• Set problem:
Note how many lines hold the string "page" and give that number without any other words.

/---

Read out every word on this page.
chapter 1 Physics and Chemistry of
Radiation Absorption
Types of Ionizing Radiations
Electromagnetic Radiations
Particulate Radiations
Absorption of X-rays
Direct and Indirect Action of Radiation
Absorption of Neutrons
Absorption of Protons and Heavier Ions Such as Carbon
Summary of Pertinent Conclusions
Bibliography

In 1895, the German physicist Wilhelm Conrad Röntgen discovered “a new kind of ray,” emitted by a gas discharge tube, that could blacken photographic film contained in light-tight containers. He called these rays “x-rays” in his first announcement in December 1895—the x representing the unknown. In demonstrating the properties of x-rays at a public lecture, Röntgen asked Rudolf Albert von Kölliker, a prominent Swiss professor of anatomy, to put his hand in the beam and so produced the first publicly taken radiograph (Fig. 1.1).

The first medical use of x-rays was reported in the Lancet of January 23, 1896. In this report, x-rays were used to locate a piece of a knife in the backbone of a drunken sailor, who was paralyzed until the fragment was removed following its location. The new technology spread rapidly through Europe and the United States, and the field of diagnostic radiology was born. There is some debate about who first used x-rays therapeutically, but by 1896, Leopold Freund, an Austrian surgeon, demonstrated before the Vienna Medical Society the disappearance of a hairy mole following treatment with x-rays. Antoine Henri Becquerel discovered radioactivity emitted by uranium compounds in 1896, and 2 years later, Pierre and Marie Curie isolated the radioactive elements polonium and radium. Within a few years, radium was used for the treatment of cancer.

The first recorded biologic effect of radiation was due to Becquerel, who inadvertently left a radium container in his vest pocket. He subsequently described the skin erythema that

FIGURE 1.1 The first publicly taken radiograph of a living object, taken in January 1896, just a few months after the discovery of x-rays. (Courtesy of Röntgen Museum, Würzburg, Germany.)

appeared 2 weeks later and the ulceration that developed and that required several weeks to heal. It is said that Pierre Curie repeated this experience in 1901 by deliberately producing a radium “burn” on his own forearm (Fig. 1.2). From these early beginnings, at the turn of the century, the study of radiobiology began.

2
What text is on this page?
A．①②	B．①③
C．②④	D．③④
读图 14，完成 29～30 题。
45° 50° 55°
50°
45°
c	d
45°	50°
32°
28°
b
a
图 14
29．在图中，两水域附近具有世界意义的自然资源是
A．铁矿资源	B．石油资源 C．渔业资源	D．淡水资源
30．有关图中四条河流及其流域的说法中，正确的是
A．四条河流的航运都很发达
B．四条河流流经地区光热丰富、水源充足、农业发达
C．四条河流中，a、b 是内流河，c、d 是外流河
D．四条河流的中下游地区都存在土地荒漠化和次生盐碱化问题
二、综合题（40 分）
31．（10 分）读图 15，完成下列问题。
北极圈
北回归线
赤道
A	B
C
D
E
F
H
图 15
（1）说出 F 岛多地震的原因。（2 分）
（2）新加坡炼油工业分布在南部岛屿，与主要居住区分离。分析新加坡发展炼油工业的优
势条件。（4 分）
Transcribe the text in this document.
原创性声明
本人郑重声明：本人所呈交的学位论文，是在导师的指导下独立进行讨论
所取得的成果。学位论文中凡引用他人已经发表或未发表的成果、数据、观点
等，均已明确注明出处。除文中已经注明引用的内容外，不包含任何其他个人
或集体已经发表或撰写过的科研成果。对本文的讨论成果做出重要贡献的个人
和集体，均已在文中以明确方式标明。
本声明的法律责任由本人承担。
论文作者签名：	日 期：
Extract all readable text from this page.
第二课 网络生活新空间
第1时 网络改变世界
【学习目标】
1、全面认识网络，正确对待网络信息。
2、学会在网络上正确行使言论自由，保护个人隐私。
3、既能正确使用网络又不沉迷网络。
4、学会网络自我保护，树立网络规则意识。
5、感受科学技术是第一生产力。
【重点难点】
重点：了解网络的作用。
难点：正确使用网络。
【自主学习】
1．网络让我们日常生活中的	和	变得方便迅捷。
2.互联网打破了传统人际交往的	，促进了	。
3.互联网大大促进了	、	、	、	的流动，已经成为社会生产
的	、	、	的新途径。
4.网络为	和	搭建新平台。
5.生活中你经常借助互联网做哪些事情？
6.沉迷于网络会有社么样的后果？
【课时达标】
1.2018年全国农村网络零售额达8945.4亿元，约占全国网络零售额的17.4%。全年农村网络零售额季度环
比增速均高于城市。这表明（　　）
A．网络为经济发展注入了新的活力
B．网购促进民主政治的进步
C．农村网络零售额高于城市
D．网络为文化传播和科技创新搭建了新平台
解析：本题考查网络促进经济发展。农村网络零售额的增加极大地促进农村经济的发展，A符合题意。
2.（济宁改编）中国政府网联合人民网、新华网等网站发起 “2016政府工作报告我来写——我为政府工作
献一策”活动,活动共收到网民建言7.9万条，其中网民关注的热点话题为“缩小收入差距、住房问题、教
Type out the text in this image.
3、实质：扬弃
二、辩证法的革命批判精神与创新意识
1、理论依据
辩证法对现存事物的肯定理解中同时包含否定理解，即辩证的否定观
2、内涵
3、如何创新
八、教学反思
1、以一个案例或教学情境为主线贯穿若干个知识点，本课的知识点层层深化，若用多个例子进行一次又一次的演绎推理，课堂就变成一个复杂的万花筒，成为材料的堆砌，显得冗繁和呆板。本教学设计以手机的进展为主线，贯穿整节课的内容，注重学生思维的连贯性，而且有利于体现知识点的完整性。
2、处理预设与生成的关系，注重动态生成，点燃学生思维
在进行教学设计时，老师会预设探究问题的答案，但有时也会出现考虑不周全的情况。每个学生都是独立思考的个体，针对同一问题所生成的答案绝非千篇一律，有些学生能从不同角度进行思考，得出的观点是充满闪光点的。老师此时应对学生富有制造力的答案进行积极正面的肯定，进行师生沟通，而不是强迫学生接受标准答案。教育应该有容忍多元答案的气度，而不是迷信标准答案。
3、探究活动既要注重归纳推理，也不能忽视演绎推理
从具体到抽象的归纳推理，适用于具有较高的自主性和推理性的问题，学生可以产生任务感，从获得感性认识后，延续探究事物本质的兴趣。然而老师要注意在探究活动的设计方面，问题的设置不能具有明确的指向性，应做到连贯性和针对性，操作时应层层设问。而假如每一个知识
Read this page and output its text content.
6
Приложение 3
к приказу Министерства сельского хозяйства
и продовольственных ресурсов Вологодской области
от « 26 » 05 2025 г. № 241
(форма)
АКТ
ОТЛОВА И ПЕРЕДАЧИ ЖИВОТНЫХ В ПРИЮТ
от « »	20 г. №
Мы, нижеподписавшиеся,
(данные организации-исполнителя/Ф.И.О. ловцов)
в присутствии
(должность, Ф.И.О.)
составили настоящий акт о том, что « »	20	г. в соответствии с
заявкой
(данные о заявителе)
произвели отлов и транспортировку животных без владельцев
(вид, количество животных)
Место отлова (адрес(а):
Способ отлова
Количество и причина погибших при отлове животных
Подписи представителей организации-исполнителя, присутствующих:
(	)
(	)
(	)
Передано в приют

\---

• The solution:
4